* [What you have to do]
Whenever a line contains the string "colors", copy it out of the entries.

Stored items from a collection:
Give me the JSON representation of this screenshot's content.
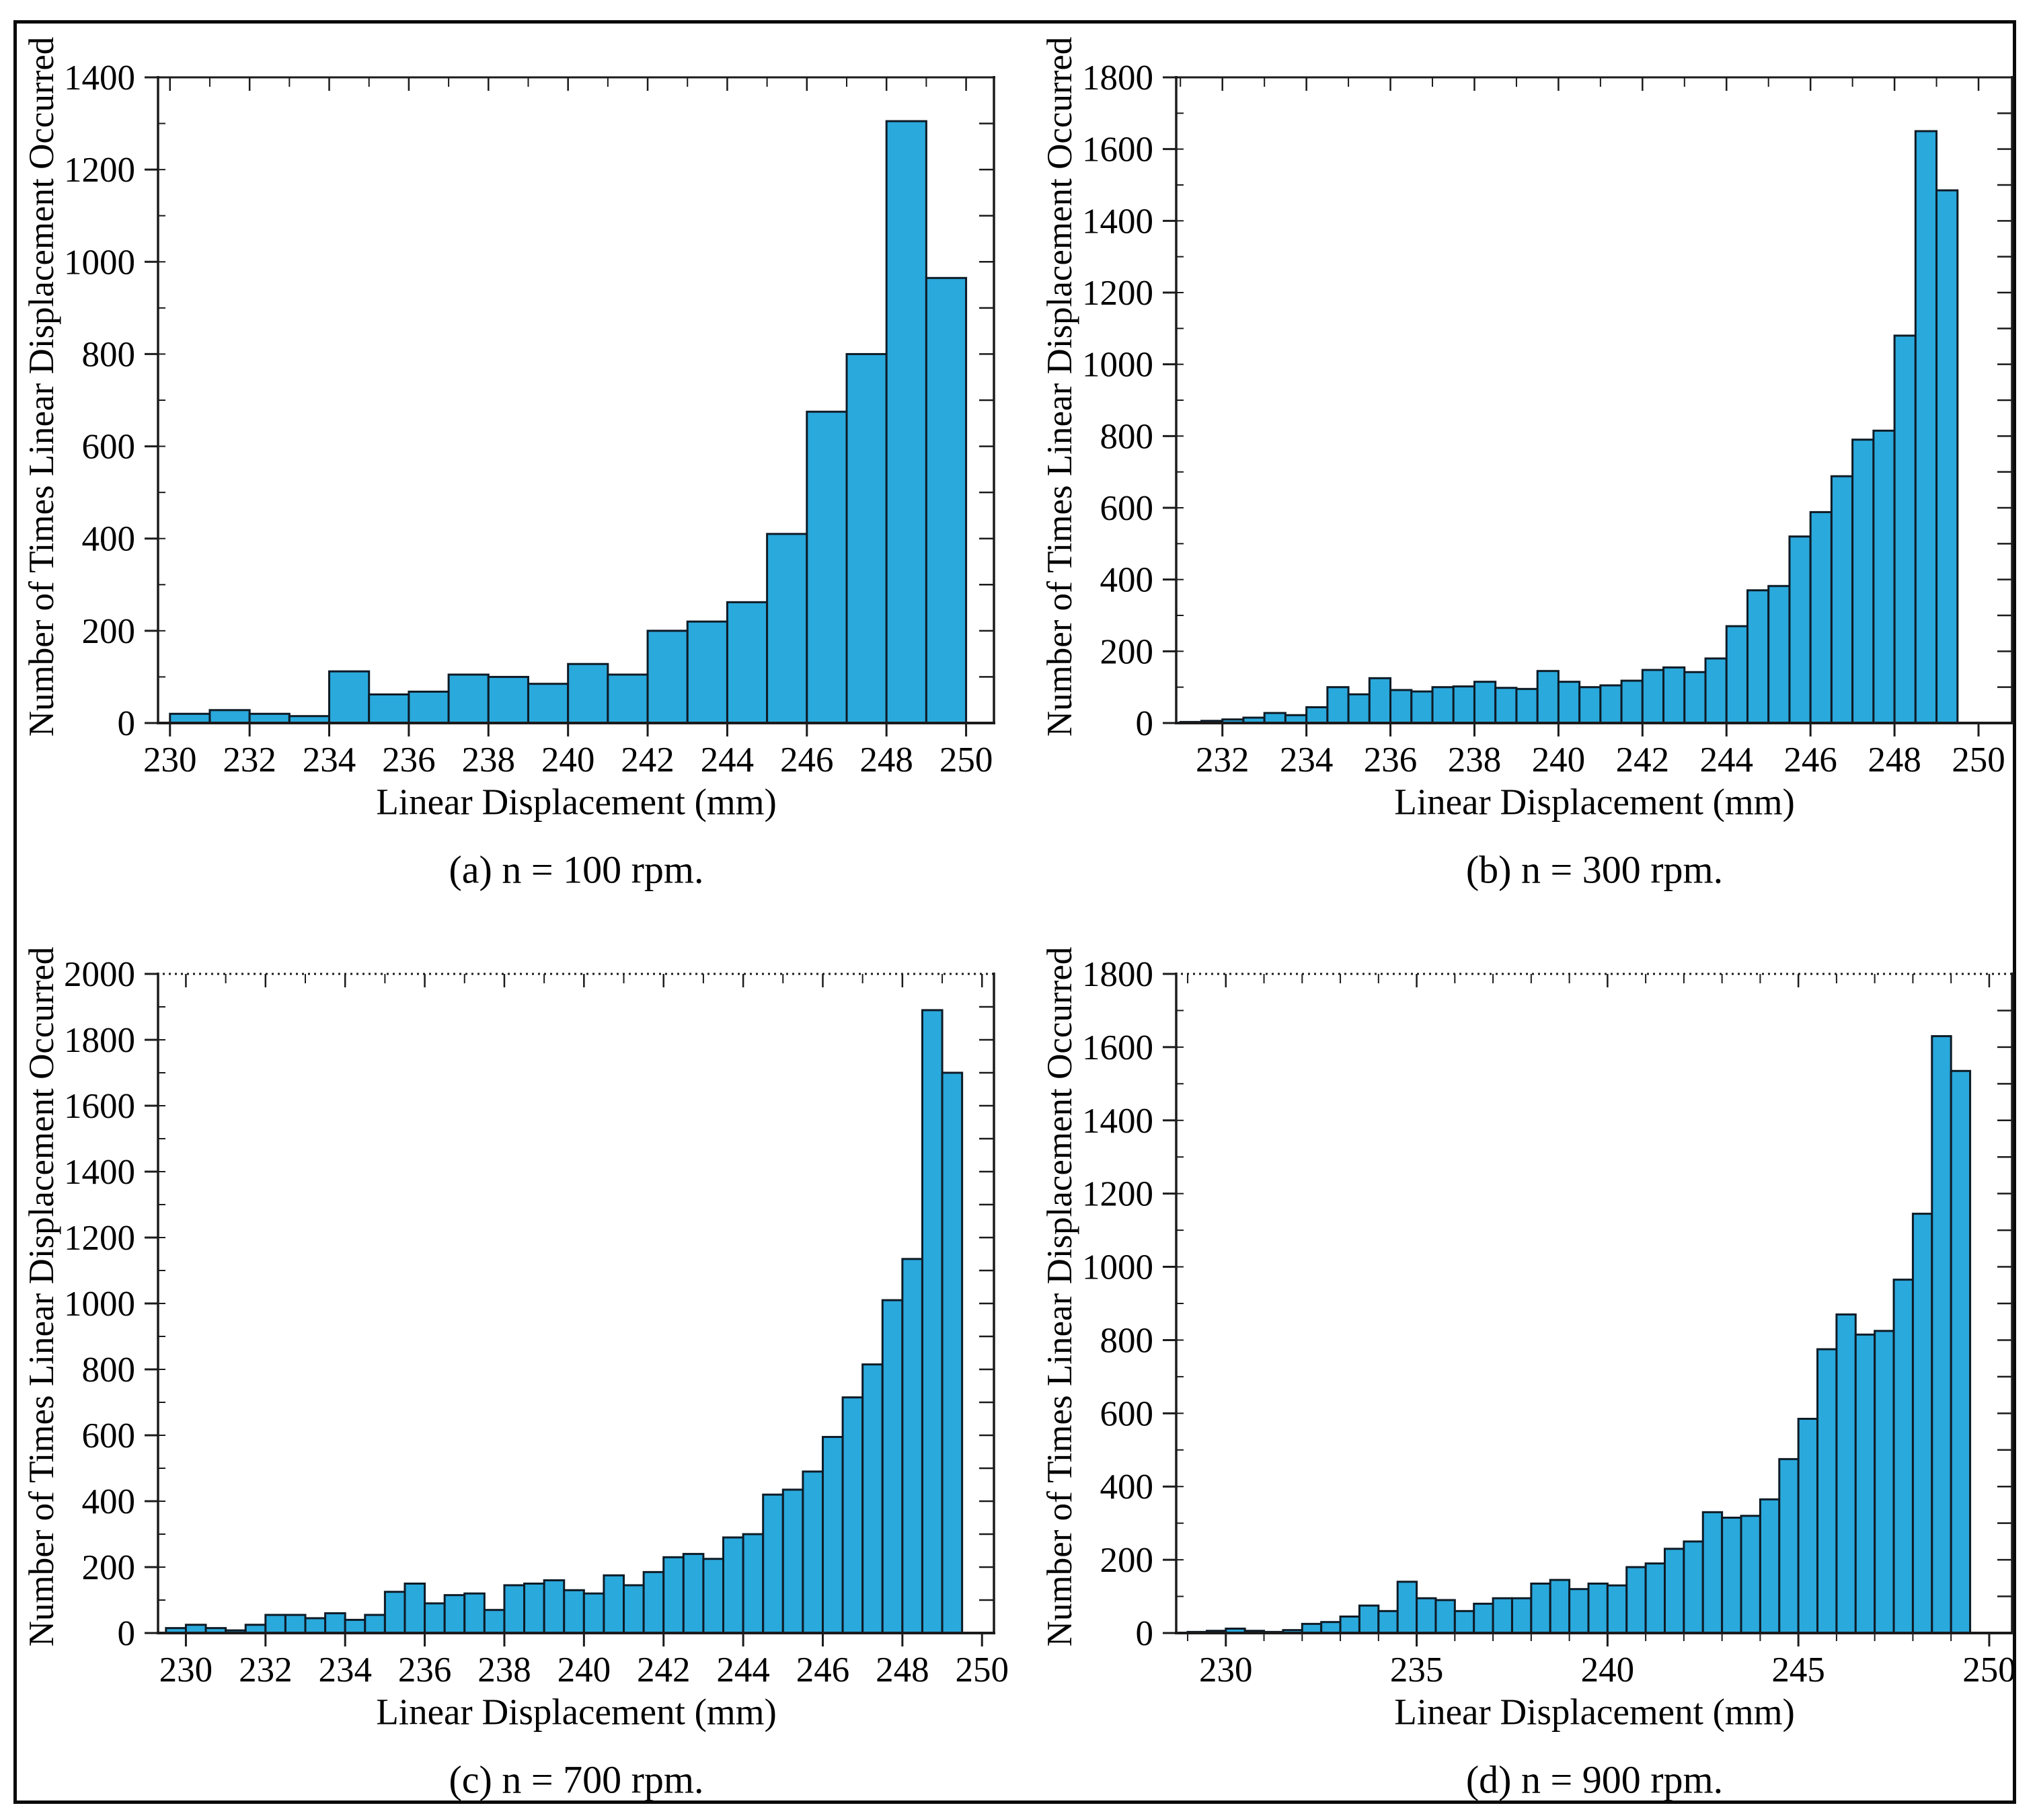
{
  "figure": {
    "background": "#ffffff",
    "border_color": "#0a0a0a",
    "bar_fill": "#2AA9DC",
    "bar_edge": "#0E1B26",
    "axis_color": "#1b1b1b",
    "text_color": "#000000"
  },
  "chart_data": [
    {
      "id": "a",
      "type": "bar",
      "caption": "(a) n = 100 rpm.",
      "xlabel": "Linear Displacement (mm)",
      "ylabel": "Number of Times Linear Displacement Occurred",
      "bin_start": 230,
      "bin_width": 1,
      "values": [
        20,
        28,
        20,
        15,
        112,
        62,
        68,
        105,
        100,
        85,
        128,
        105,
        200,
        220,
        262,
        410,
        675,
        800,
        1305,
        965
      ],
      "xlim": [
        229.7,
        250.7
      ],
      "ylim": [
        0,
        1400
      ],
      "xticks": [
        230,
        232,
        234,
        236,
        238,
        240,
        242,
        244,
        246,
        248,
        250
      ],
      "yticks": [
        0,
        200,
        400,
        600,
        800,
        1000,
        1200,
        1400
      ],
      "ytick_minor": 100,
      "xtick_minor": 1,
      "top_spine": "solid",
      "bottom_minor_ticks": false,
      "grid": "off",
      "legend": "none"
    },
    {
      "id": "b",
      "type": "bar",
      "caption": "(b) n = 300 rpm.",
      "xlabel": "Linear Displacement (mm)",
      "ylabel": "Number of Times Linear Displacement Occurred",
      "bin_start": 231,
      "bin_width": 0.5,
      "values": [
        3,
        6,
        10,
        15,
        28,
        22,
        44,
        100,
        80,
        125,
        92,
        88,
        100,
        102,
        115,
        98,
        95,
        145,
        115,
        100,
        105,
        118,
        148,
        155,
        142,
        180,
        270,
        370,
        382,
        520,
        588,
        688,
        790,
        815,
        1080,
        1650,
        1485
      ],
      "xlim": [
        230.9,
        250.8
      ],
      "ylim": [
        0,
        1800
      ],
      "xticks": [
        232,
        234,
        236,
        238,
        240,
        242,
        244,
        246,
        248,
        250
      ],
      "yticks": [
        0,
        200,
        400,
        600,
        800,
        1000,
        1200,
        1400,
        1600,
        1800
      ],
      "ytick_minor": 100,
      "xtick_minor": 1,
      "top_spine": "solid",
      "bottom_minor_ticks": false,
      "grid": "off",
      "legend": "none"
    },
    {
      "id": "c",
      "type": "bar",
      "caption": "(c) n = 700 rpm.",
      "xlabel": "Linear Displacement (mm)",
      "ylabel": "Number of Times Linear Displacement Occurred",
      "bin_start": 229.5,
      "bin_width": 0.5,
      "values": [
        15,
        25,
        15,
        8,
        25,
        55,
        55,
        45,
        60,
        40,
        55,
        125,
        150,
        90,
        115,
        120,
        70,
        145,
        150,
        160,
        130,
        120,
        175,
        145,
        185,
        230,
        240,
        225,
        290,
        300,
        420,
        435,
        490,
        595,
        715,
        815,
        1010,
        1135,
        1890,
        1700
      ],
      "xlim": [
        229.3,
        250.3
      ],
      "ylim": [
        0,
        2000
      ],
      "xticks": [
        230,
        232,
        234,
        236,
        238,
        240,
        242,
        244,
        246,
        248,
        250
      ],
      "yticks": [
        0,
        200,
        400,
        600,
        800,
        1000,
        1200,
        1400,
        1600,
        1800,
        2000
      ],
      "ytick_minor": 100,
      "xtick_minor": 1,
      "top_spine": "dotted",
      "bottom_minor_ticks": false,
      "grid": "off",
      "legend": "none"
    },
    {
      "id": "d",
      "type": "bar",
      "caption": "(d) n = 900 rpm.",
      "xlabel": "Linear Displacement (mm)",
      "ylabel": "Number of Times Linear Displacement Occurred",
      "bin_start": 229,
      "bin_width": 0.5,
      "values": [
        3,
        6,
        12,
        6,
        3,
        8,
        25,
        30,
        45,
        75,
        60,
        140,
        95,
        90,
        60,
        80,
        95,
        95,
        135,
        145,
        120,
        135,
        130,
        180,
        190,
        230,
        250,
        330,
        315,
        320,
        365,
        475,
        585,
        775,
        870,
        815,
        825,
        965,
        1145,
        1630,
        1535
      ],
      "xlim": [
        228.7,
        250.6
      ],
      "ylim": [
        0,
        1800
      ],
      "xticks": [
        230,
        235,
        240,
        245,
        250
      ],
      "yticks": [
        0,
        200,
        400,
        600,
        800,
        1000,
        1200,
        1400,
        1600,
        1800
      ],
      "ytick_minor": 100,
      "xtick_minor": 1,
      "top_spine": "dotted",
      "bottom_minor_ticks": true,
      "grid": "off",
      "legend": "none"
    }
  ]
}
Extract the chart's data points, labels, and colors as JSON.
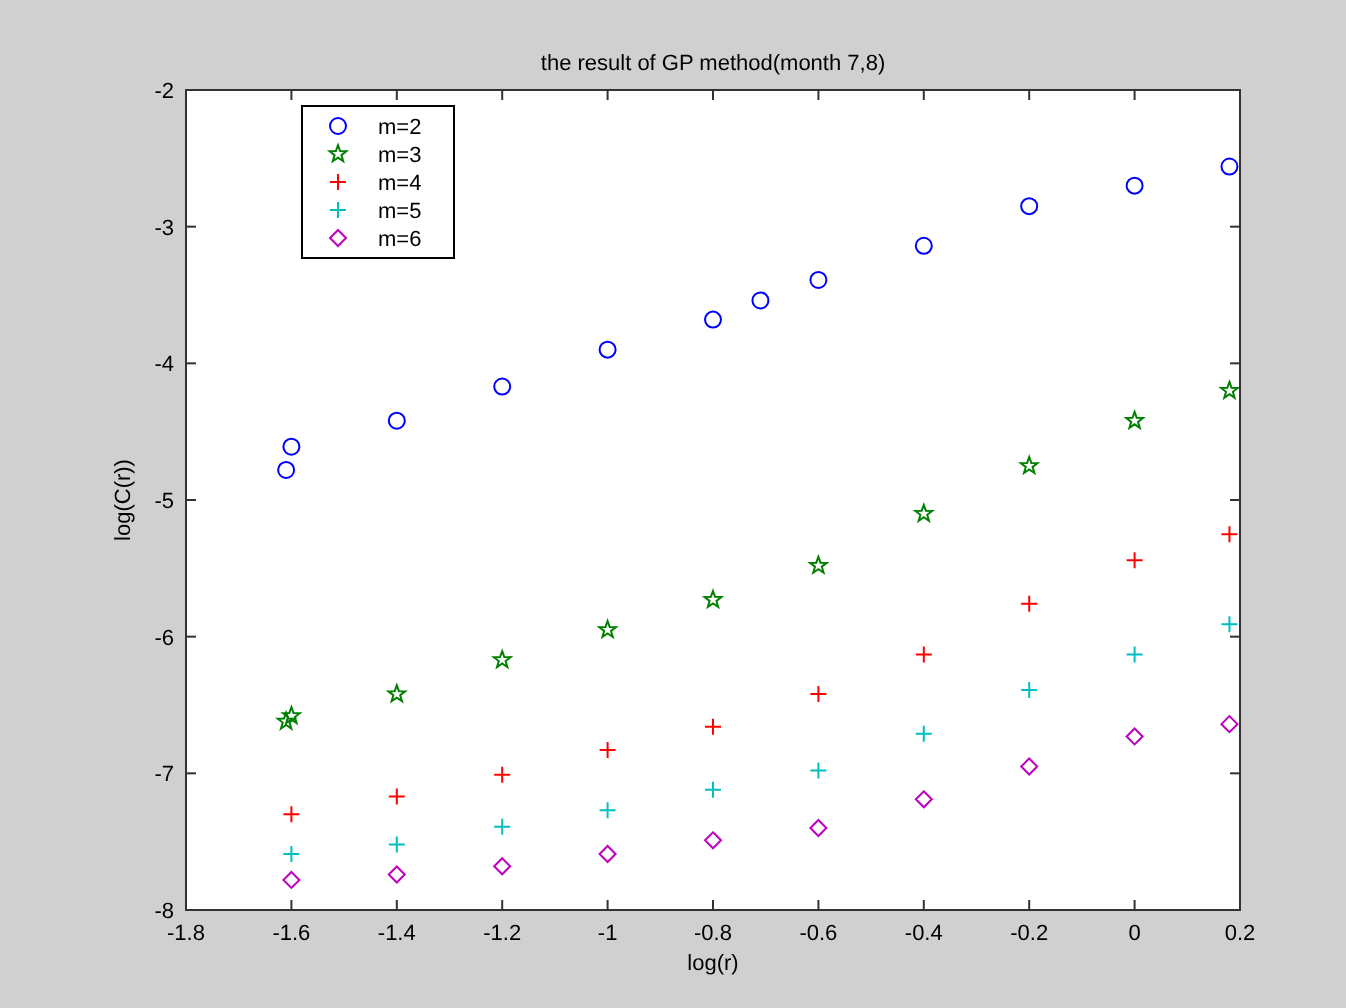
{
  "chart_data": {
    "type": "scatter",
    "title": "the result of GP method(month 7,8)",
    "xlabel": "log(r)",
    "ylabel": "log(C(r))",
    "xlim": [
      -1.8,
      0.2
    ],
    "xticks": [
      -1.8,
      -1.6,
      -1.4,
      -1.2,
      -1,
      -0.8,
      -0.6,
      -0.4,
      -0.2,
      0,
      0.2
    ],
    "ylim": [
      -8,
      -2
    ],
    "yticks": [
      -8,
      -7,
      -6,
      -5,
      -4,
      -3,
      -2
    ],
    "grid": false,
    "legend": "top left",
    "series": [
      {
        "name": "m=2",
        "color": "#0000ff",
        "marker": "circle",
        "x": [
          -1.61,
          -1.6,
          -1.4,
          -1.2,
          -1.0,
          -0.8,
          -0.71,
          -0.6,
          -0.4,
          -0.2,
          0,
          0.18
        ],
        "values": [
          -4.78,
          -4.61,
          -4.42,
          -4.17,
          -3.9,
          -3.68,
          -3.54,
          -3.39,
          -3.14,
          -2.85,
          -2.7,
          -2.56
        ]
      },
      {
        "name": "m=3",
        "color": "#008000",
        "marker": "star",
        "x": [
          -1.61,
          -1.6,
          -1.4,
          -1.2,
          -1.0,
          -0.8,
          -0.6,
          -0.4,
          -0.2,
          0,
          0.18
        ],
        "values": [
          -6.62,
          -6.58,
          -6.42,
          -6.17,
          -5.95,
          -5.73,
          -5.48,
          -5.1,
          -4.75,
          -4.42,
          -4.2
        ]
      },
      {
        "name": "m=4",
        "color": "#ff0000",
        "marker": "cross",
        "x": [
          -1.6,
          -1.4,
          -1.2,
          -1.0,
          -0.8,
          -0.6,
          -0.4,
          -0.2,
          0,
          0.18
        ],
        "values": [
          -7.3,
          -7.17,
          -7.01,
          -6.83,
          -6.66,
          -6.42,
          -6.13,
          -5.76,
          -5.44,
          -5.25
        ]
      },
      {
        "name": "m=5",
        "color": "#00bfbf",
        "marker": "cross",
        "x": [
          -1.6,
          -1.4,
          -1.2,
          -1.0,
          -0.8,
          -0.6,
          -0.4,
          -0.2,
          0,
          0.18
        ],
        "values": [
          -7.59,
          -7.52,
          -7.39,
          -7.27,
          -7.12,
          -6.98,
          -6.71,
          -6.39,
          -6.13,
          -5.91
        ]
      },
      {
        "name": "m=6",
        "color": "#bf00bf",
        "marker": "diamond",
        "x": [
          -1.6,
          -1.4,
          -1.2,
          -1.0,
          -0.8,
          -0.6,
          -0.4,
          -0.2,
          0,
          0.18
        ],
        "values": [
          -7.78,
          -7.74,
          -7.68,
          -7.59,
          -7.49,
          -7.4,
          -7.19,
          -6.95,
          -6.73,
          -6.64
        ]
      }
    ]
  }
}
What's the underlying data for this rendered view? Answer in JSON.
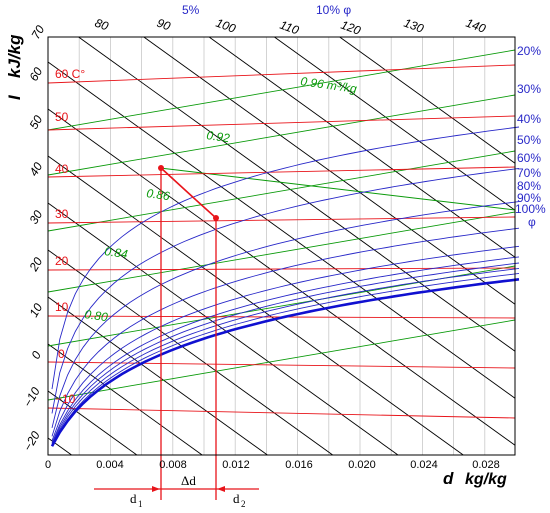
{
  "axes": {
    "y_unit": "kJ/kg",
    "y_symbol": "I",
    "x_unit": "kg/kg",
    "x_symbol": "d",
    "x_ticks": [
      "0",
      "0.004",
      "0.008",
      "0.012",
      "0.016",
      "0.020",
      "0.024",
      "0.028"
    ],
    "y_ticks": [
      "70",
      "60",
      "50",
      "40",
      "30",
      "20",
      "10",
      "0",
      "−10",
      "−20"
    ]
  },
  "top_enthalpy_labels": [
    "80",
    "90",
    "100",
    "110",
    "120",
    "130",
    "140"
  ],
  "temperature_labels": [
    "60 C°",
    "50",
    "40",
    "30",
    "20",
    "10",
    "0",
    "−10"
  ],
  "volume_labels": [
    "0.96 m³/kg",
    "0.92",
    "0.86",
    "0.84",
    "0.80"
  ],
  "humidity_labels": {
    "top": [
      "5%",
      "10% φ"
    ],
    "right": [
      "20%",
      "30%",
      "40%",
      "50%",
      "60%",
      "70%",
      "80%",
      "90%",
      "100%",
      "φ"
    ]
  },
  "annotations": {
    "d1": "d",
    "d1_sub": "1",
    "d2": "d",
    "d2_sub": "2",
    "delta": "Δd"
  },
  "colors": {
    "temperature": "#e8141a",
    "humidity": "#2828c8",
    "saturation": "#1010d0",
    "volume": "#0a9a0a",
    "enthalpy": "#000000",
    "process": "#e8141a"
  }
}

* [Exercise output]
Extract the chart's data points, labels, and colors as JSON.
  "colors": {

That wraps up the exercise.